YOUR INSTRUCTIONS
Return each line containing "ffffff".
# Start of DATA EXTRACT
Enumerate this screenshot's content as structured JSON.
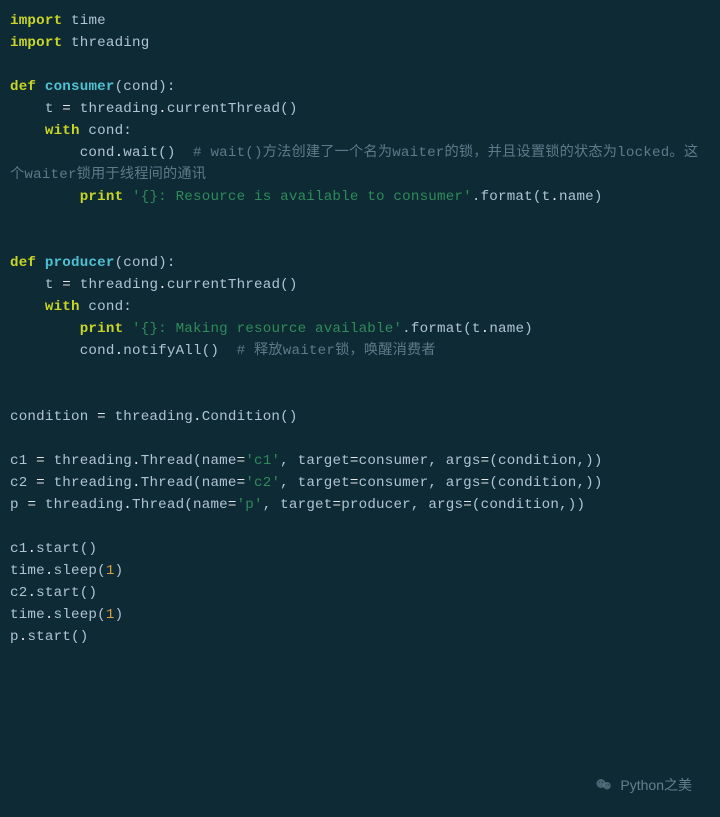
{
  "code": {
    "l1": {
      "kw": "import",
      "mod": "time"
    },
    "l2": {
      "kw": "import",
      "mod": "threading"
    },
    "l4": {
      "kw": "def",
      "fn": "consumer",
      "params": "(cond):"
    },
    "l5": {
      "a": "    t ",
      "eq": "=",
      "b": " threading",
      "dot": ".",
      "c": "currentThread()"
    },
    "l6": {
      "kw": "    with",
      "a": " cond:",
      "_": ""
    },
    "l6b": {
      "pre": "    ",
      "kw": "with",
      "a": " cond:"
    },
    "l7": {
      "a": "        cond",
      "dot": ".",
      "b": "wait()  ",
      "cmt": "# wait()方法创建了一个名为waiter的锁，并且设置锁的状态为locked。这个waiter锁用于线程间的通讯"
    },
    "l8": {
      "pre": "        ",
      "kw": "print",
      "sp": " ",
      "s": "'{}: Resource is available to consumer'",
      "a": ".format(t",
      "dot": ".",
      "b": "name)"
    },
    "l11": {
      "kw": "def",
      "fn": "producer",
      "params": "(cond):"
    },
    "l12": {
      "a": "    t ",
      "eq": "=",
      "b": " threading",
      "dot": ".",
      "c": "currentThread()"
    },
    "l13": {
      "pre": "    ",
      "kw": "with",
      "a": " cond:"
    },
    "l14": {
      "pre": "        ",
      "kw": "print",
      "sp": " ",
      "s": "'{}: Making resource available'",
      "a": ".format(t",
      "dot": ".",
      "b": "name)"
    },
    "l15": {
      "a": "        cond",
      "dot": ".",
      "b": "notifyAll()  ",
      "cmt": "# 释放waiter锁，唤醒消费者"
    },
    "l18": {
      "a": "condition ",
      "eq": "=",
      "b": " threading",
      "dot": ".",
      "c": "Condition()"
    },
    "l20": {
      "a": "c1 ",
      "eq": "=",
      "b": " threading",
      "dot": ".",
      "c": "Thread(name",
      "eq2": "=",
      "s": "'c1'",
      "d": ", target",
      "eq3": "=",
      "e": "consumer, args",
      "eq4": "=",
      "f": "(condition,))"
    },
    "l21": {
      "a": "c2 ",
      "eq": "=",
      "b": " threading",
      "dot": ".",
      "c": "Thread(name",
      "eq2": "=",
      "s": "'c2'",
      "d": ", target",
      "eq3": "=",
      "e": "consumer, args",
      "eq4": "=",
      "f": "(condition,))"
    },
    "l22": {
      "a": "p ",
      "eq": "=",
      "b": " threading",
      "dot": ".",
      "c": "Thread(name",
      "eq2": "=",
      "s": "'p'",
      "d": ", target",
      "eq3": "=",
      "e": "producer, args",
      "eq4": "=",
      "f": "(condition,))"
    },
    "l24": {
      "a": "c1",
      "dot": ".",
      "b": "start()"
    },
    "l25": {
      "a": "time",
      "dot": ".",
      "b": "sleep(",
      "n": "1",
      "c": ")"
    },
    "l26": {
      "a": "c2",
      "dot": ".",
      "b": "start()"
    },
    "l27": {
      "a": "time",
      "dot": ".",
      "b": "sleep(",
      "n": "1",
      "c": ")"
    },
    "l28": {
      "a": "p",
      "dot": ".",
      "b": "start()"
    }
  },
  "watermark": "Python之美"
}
# End of DATA EXTRACT
# Start of DATA EXTRACT
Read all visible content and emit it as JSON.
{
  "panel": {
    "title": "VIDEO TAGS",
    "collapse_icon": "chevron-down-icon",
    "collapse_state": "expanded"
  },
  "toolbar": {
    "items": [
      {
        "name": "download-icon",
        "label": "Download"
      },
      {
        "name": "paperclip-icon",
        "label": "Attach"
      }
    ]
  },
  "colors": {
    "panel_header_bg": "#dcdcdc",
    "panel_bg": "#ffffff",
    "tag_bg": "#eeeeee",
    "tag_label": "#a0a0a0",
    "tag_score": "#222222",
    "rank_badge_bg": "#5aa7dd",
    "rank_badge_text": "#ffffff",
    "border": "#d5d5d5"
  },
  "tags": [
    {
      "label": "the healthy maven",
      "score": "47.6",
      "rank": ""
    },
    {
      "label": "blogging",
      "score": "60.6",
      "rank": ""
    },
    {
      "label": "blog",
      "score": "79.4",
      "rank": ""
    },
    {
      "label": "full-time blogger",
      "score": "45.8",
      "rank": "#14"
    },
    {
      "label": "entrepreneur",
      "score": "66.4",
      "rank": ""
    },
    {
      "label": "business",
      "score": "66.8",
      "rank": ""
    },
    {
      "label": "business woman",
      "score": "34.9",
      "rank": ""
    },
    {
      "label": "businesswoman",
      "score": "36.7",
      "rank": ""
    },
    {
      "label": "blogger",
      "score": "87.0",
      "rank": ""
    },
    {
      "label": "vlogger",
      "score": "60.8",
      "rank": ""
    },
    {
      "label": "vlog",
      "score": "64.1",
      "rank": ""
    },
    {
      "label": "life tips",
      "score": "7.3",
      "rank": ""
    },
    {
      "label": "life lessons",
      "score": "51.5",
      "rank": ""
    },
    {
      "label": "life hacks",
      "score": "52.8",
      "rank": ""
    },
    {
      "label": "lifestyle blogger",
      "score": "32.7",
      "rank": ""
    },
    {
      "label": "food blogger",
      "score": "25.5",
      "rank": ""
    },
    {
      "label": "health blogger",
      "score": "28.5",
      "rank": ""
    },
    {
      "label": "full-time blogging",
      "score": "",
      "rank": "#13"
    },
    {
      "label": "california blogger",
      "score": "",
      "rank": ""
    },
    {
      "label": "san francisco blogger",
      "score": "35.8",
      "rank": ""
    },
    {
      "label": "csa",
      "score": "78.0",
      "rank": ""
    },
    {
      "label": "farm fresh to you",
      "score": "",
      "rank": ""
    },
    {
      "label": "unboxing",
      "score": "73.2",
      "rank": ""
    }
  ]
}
# End of DATA EXTRACT
# Start of DATA EXTRACT
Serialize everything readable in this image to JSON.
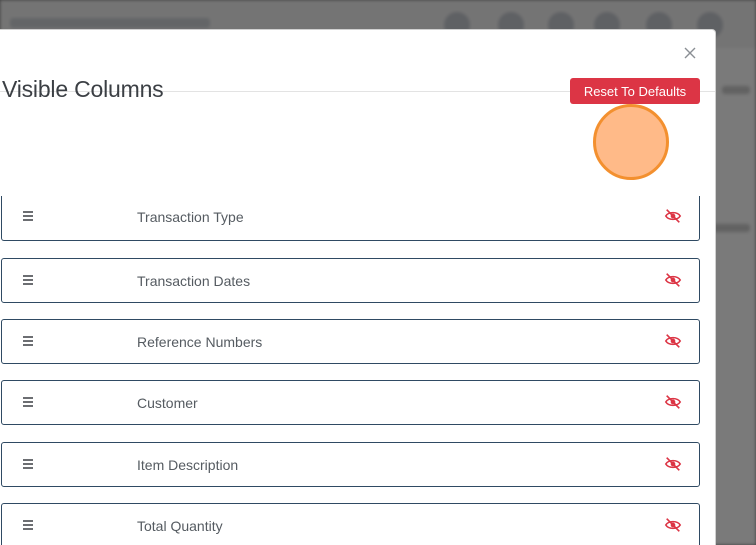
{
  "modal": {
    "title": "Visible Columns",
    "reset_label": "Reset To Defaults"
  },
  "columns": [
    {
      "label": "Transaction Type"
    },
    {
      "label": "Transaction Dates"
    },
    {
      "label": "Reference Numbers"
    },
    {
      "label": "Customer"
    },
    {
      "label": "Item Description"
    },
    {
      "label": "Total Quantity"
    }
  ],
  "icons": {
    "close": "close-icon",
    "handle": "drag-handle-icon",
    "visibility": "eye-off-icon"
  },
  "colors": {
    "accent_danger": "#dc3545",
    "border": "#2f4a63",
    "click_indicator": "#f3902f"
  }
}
# End of DATA EXTRACT
EXERCISE RESULT
    "panel_bg": "#ffffff",
    "rank_badge_text": "#ffffff",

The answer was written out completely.